● **The task**: In the entries below, find every line holding the string "reconditioning" and collect it.

● **Records shown**:
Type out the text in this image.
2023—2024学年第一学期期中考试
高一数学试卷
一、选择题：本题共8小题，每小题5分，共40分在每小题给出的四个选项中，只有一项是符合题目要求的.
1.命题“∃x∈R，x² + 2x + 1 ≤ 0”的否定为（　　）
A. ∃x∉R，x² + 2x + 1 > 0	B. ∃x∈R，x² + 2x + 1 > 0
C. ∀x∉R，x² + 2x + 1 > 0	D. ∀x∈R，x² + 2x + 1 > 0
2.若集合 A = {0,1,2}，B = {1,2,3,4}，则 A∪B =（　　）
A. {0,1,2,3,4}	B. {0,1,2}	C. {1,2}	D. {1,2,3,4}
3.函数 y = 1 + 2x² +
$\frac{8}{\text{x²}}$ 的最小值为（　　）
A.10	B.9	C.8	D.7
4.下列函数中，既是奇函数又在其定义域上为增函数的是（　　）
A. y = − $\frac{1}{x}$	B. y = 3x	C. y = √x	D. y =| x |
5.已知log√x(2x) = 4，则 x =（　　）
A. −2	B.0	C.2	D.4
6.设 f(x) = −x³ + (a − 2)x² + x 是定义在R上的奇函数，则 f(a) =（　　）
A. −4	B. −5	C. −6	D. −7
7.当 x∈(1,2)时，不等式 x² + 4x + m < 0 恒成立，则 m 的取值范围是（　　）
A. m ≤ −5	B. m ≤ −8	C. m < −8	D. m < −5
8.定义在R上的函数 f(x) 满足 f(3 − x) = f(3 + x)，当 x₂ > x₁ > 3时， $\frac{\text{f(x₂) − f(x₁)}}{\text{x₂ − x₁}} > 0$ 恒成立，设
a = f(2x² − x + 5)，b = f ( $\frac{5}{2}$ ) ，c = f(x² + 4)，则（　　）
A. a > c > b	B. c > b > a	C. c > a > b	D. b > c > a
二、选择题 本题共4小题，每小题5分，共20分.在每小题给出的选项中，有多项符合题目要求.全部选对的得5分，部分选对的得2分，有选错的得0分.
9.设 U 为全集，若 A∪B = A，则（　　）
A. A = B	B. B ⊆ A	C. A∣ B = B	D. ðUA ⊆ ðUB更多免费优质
* * *
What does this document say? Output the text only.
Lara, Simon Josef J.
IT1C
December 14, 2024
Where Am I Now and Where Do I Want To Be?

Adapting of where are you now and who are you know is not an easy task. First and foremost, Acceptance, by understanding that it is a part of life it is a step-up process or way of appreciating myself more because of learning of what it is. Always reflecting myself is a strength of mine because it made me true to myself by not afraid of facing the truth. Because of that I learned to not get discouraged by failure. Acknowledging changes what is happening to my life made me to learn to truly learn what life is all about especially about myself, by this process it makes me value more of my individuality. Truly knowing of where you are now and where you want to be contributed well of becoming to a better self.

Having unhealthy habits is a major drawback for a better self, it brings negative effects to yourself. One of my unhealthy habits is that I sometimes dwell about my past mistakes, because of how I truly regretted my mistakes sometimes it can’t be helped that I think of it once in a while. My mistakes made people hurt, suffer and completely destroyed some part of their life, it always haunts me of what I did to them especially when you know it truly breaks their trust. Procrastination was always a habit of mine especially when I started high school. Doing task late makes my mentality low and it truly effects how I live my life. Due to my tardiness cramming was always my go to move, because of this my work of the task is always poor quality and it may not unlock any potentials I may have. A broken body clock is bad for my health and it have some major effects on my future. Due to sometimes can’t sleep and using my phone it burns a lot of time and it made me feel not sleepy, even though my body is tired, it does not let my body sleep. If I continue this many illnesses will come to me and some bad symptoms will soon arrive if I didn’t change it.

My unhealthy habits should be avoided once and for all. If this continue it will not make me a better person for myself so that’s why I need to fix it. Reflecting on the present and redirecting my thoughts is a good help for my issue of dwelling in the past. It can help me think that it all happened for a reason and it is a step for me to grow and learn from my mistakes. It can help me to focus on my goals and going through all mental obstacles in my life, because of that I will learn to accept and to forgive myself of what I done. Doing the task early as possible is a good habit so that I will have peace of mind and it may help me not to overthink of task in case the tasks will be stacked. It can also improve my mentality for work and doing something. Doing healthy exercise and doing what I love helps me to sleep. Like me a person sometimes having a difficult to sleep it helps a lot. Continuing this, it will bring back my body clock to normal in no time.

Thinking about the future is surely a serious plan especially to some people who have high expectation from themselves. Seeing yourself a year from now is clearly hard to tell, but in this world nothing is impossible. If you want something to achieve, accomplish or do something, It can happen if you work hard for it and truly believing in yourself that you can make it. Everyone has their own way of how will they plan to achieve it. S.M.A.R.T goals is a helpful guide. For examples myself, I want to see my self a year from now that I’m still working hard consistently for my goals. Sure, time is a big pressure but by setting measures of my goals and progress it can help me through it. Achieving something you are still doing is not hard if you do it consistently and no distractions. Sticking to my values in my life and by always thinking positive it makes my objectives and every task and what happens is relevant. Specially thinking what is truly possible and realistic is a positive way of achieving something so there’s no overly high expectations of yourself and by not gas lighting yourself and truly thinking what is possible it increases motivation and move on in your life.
--
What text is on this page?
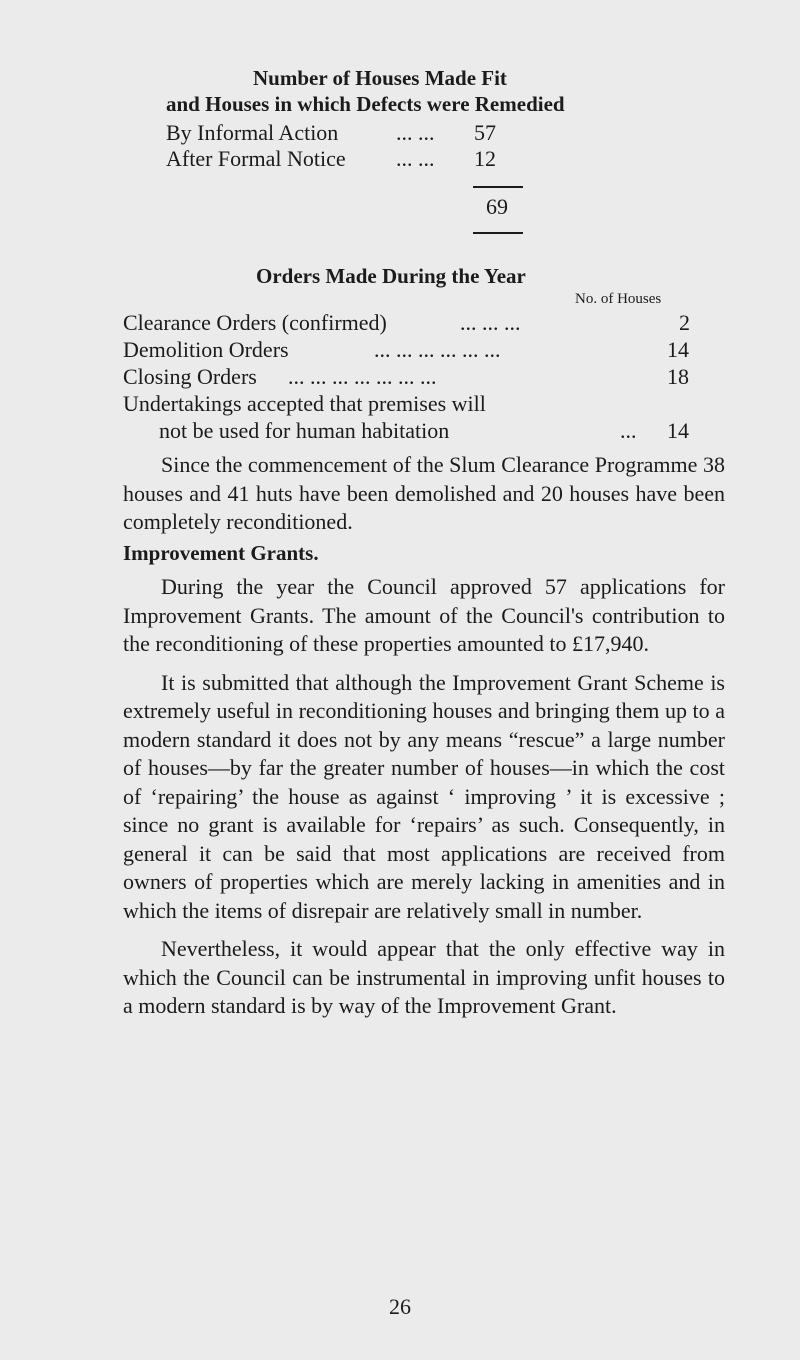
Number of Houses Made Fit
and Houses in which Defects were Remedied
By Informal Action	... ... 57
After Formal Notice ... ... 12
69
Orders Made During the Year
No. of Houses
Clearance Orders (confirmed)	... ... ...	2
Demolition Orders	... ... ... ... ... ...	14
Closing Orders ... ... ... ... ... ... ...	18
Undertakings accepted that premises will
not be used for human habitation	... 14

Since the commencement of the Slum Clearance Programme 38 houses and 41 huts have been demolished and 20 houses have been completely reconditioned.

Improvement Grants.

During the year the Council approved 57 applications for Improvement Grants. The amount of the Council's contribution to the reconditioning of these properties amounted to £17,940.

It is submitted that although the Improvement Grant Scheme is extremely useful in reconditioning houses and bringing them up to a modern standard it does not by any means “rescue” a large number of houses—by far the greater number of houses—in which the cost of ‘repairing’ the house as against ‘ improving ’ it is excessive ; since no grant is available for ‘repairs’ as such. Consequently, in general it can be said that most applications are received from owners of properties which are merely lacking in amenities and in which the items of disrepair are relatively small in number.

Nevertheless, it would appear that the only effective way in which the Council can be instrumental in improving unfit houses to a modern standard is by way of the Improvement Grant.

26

● **Answer to this task**:
During the year the Council approved 57 applications for Improvement Grants. The amount of the Council's contribution to the reconditioning of these properties amounted to £17,940.
It is submitted that although the Improvement Grant Scheme is extremely useful in reconditioning houses and bringing them up to a modern standard it does not by any means “rescue” a large number of houses—by far the greater number of houses—in which the cost of ‘repairing’ the house as against ‘ improving ’ it is excessive ; since no grant is available for ‘repairs’ as such. Consequently, in general it can be said that most applications are received from owners of properties which are merely lacking in amenities and in which the items of disrepair are relatively small in number.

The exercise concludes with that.